EXERCISE INSTRUCTIONS: List all lines of the data containing the word "Area".
==*==
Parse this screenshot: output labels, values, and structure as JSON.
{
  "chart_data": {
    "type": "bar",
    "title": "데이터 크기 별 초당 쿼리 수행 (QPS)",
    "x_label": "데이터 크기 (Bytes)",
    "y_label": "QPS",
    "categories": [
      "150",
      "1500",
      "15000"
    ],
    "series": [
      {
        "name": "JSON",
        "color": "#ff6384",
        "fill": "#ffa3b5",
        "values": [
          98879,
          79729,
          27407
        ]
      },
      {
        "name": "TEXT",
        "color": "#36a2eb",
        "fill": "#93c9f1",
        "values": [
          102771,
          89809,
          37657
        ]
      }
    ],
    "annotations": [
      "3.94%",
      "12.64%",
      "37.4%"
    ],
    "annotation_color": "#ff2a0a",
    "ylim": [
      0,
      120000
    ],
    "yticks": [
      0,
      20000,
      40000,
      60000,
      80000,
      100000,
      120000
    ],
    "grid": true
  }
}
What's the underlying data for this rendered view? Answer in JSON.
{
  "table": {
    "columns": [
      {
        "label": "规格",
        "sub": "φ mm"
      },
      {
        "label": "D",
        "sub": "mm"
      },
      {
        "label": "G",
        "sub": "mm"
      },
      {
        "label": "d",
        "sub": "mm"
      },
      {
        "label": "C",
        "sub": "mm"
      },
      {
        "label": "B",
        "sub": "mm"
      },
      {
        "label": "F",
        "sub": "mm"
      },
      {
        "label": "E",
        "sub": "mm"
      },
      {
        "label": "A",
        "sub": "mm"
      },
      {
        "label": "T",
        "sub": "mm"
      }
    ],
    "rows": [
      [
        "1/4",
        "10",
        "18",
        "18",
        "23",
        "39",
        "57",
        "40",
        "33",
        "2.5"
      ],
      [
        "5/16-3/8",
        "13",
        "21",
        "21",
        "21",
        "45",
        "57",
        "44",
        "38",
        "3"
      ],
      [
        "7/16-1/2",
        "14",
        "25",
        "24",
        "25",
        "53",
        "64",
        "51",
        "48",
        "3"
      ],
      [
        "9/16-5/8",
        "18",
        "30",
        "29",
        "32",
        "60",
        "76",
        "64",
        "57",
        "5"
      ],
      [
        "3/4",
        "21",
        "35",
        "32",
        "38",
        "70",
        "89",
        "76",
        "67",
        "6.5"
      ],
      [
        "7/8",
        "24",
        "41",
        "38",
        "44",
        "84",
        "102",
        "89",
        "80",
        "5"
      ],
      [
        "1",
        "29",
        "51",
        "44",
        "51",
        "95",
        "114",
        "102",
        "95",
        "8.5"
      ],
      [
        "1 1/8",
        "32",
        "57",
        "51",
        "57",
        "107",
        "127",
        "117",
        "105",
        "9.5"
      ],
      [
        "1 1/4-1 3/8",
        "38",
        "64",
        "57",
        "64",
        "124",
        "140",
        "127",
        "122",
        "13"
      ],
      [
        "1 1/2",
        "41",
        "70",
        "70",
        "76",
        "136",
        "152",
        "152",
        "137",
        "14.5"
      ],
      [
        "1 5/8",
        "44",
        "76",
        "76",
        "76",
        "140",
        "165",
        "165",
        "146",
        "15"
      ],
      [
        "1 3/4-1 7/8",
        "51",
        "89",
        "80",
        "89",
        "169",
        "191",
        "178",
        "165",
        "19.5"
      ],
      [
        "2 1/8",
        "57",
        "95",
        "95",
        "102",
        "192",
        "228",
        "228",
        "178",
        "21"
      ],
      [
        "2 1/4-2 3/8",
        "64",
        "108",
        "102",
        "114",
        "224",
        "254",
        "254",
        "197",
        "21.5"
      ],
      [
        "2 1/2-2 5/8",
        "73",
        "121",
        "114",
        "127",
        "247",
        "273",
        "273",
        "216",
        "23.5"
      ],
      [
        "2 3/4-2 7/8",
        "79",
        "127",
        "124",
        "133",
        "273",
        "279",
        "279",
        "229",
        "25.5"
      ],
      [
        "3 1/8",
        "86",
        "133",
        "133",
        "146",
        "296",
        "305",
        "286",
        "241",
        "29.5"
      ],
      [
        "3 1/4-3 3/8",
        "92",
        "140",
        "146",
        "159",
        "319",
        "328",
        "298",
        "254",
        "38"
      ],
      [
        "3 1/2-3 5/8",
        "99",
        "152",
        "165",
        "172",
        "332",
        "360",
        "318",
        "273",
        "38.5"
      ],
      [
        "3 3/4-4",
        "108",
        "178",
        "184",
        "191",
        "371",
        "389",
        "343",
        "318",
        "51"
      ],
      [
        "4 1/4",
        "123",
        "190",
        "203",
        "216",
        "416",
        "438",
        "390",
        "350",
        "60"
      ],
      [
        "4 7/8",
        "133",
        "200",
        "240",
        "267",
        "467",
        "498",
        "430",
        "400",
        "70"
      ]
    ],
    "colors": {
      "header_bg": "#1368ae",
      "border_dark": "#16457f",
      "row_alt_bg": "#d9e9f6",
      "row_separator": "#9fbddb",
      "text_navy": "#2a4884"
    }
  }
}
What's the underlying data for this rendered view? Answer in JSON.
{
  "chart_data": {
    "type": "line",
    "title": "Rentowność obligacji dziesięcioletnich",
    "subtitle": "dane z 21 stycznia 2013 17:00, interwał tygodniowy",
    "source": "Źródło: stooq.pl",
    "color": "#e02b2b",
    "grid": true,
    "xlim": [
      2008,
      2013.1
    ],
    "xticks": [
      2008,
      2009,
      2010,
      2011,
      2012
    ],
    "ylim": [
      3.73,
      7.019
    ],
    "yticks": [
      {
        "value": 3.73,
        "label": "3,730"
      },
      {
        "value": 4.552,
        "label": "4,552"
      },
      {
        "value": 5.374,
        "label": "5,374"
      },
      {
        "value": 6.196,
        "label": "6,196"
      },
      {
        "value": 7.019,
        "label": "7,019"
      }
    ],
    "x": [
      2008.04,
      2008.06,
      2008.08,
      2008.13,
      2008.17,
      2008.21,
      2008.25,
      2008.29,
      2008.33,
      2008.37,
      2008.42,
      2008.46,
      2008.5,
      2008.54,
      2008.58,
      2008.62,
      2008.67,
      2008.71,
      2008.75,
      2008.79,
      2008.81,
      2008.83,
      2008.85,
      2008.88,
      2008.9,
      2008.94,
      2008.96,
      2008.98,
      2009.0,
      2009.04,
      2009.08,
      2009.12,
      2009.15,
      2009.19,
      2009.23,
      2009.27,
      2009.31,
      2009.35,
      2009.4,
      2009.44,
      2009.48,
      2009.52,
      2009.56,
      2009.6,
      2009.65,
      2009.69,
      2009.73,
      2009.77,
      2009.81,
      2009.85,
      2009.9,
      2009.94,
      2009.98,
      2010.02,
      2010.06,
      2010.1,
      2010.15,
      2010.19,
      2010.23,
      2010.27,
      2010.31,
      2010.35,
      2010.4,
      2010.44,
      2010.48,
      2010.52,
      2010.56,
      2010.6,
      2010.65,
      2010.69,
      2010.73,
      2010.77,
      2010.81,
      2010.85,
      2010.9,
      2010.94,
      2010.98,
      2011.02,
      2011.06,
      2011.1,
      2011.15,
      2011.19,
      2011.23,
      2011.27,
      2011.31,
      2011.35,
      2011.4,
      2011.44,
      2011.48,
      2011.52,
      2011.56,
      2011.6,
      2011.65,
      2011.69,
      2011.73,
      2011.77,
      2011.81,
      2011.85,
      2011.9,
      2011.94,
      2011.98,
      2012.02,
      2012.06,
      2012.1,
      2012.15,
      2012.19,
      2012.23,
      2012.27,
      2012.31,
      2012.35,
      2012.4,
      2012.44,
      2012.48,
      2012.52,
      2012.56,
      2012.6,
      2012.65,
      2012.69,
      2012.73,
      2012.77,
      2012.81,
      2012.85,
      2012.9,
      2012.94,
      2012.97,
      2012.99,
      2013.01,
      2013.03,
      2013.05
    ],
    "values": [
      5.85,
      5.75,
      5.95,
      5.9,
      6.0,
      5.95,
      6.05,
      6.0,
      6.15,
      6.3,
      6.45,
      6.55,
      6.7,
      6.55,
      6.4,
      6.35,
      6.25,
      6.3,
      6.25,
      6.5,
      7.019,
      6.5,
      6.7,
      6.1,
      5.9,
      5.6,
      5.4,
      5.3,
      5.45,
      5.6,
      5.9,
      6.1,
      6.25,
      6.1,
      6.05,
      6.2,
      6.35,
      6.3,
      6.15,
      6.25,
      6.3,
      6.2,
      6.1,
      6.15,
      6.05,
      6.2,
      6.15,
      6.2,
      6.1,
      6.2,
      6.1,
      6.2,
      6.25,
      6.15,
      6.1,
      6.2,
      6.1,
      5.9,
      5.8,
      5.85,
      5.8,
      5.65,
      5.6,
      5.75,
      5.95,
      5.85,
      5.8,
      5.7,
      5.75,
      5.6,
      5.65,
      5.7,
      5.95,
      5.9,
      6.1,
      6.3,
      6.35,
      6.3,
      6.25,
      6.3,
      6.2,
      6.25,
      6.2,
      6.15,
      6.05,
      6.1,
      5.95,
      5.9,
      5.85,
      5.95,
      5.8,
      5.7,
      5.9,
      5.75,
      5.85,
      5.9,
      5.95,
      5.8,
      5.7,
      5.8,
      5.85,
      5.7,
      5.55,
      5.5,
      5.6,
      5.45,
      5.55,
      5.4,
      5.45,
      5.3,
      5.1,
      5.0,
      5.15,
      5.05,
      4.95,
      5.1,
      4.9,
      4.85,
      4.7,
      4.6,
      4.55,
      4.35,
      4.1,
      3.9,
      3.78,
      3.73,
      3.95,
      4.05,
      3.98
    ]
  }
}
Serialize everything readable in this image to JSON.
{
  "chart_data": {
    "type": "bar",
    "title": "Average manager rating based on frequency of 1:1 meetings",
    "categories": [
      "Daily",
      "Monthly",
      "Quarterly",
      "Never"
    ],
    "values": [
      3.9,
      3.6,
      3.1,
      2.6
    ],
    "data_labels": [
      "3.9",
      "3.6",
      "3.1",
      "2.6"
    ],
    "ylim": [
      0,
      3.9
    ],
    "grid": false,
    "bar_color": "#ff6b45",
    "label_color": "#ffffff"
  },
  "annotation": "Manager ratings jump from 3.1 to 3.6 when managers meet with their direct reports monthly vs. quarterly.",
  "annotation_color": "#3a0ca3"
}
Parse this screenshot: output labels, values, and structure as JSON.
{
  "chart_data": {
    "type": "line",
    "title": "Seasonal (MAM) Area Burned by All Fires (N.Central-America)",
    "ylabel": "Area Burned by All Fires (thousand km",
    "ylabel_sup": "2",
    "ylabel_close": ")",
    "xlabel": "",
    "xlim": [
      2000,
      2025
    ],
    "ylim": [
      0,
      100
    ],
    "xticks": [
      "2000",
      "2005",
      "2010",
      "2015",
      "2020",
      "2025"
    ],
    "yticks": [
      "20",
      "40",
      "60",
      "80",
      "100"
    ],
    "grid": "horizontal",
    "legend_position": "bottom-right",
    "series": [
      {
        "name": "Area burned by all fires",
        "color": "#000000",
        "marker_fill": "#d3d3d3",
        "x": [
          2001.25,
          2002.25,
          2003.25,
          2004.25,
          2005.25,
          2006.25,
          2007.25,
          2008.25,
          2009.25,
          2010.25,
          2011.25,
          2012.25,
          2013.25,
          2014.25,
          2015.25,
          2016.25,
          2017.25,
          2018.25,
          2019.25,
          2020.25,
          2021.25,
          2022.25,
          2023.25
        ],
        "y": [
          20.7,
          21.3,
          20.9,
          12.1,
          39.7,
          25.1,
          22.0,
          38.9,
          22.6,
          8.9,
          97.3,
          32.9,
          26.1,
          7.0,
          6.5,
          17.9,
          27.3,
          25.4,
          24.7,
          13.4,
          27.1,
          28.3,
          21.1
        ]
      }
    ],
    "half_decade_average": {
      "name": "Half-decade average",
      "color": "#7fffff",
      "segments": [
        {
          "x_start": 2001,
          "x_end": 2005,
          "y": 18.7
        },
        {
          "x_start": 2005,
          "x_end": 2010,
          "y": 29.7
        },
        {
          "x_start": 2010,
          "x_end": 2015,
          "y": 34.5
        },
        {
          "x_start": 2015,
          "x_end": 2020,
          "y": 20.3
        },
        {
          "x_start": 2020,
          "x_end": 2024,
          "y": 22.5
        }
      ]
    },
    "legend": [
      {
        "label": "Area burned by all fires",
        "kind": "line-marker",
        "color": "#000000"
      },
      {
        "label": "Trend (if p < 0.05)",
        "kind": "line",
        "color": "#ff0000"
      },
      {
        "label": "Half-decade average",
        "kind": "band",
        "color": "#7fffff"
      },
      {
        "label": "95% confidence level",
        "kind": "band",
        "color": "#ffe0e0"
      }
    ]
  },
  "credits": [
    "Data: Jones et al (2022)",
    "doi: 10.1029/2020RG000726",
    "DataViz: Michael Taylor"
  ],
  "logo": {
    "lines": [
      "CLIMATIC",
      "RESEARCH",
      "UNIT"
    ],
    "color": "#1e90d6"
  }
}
==*==
EXERCISE RESPONSE:
    "title": "Seasonal (MAM) Area Burned by All Fires (N.Central-America)",
    "ylabel": "Area Burned by All Fires (thousand km",
        "name": "Area burned by all fires",
        "label": "Area burned by all fires",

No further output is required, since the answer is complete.